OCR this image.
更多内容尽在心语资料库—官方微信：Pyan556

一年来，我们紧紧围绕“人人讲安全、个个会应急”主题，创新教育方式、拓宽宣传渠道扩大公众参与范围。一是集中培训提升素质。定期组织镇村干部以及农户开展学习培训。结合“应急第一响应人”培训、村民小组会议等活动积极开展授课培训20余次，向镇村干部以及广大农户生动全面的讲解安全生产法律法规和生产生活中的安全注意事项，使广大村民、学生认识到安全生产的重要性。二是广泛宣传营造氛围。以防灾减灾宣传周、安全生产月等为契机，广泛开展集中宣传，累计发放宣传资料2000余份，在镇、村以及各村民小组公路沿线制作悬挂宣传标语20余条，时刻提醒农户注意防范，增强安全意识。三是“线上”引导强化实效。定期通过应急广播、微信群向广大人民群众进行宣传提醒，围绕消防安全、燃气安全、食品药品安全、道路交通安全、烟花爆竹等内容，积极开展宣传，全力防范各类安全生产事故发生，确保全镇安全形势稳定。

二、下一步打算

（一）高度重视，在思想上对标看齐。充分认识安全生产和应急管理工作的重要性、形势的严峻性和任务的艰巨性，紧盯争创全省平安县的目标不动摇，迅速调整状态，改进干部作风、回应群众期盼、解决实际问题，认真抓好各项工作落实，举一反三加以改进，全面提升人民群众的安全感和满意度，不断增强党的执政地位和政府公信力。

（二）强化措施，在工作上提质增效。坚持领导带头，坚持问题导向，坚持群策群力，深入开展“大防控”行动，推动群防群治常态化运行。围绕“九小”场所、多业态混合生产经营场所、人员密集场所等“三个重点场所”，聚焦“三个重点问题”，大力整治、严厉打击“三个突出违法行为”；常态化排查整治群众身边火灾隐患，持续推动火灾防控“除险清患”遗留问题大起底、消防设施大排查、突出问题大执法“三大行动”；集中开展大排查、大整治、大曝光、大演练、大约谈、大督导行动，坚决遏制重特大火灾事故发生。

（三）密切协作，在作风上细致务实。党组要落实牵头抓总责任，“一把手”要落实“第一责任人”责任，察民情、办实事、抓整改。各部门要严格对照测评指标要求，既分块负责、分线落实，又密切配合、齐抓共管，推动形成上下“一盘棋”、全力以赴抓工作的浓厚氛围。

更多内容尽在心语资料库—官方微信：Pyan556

□ □ □ □ □

## WRITTEN EXERCISE:
Transcribe the material above word for word.

## RESULT:
OCR this image.
更多内容尽在心语资料库—官方微信：Pyan556

一年来，我们紧紧围绕“人人讲安全、个个会应急”主题，创新教育方式、拓宽宣传渠道扩大公众参与范围。一是集中培训提升素质。定期组织镇村干部以及农户开展学习培训。结合“应急第一响应人”培训、村民小组会议等活动积极开展授课培训20余次，向镇村干部以及广大农户生动全面的讲解安全生产法律法规和生产生活中的安全注意事项，使广大村民、学生认识到安全生产的重要性。二是广泛宣传营造氛围。以防灾减灾宣传周、安全生产月等为契机，广泛开展集中宣传，累计发放宣传资料2000余份，在镇、村以及各村民小组公路沿线制作悬挂宣传标语20余条，时刻提醒农户注意防范，增强安全意识。三是“线上”引导强化实效。定期通过应急广播、微信群向广大人民群众进行宣传提醒，围绕消防安全、燃气安全、食品药品安全、道路交通安全、烟花爆竹等内容，积极开展宣传，全力防范各类安全生产事故发生，确保全镇安全形势稳定。

二、下一步打算

（一）高度重视，在思想上对标看齐。充分认识安全生产和应急管理工作的重要性、形势的严峻性和任务的艰巨性，紧盯争创全省平安县的目标不动摇，迅速调整状态，改进干部作风、回应群众期盼、解决实际问题，认真抓好各项工作落实，举一反三加以改进，全面提升人民群众的安全感和满意度，不断增强党的执政地位和政府公信力。

（二）强化措施，在工作上提质增效。坚持领导带头，坚持问题导向，坚持群策群力，深入开展“大防控”行动，推动群防群治常态化运行。围绕“九小”场所、多业态混合生产经营场所、人员密集场所等“三个重点场所”，聚焦“三个重点问题”，大力整治、严厉打击“三个突出违法行为”；常态化排查整治群众身边火灾隐患，持续推动火灾防控“除险清患”遗留问题大起底、消防设施大排查、突出问题大执法“三大行动”；集中开展大排查、大整治、大曝光、大演练、大约谈、大督导行动，坚决遏制重特大火灾事故发生。

（三）密切协作，在作风上细致务实。党组要落实牵头抓总责任，“一把手”要落实“第一责任人”责任，察民情、办实事、抓整改。各部门要严格对照测评指标要求，既分块负责、分线落实，又密切配合、齐抓共管，推动形成上下“一盘棋”、全力以赴抓工作的浓厚氛围。

更多内容尽在心语资料库—官方微信：Pyan556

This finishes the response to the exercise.